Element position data
⁂
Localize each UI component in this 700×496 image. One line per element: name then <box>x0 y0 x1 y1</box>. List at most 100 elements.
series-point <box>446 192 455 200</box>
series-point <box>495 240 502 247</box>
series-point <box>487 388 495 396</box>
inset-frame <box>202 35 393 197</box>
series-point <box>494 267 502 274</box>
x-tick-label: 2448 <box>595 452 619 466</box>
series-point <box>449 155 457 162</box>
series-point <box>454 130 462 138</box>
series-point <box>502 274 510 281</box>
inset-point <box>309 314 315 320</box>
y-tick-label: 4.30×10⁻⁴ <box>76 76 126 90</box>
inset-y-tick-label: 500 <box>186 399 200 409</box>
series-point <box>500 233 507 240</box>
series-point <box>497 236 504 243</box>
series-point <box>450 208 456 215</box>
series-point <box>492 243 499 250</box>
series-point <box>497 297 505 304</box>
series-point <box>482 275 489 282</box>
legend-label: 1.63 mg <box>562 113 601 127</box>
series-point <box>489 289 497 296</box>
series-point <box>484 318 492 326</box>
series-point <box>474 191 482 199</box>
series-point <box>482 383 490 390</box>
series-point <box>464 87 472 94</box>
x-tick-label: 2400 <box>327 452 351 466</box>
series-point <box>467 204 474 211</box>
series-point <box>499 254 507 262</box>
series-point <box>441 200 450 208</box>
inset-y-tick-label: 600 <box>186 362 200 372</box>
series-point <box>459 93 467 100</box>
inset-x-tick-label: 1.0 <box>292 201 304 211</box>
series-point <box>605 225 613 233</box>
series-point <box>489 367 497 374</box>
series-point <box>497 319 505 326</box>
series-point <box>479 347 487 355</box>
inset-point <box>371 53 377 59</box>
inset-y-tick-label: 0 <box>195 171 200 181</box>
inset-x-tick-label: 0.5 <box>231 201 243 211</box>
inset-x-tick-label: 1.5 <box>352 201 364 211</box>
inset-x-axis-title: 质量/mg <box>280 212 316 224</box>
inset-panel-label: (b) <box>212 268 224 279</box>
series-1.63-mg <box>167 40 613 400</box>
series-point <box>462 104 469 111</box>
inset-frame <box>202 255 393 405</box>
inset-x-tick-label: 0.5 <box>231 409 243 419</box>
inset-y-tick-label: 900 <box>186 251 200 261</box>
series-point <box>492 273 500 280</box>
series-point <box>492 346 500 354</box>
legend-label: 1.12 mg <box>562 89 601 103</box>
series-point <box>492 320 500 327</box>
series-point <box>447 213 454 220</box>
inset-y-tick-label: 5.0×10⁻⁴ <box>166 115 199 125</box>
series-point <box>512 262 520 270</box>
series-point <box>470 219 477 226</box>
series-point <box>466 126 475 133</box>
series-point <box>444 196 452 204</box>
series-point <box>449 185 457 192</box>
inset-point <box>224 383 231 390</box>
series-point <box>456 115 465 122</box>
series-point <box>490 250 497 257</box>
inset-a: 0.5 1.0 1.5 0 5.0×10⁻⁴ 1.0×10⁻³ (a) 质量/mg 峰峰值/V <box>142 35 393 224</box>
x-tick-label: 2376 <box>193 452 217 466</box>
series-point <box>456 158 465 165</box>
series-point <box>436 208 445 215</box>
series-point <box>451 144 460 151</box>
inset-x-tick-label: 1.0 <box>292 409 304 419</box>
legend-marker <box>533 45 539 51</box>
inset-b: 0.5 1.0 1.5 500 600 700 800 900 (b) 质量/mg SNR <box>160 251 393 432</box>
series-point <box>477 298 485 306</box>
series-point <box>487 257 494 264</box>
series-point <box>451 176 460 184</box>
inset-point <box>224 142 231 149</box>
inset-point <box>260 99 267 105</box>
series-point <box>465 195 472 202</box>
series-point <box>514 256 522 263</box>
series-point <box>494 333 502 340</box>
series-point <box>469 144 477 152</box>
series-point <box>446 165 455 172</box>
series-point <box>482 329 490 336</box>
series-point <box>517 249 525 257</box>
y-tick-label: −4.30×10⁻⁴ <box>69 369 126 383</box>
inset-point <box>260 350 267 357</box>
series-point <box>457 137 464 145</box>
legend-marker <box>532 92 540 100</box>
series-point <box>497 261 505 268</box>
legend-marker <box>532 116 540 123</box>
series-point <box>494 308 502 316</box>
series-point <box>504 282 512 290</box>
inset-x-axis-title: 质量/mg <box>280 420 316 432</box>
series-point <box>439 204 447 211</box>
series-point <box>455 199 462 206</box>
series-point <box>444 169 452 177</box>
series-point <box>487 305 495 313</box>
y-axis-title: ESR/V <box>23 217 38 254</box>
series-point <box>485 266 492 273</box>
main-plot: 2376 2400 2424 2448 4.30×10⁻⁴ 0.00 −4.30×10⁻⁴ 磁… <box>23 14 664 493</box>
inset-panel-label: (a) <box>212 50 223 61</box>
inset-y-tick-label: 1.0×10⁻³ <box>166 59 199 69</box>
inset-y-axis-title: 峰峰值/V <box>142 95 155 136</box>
⁂
Please write out the items line for line, starting at the first line and ending at the line that contains "series-point <box>489 289 497 296</box>". Include both of those lines.

Localize each UI component in this 700×496 image. One line per element: name then <box>x0 y0 x1 y1</box>. List at most 100 elements.
series-point <box>446 192 455 200</box>
series-point <box>495 240 502 247</box>
series-point <box>487 388 495 396</box>
inset-frame <box>202 35 393 197</box>
series-point <box>494 267 502 274</box>
x-tick-label: 2448 <box>595 452 619 466</box>
series-point <box>449 155 457 162</box>
series-point <box>454 130 462 138</box>
series-point <box>502 274 510 281</box>
inset-point <box>309 314 315 320</box>
y-tick-label: 4.30×10⁻⁴ <box>76 76 126 90</box>
inset-y-tick-label: 500 <box>186 399 200 409</box>
series-point <box>500 233 507 240</box>
series-point <box>497 236 504 243</box>
series-point <box>450 208 456 215</box>
series-point <box>492 243 499 250</box>
series-point <box>497 297 505 304</box>
series-point <box>482 275 489 282</box>
legend-label: 1.63 mg <box>562 113 601 127</box>
series-point <box>489 289 497 296</box>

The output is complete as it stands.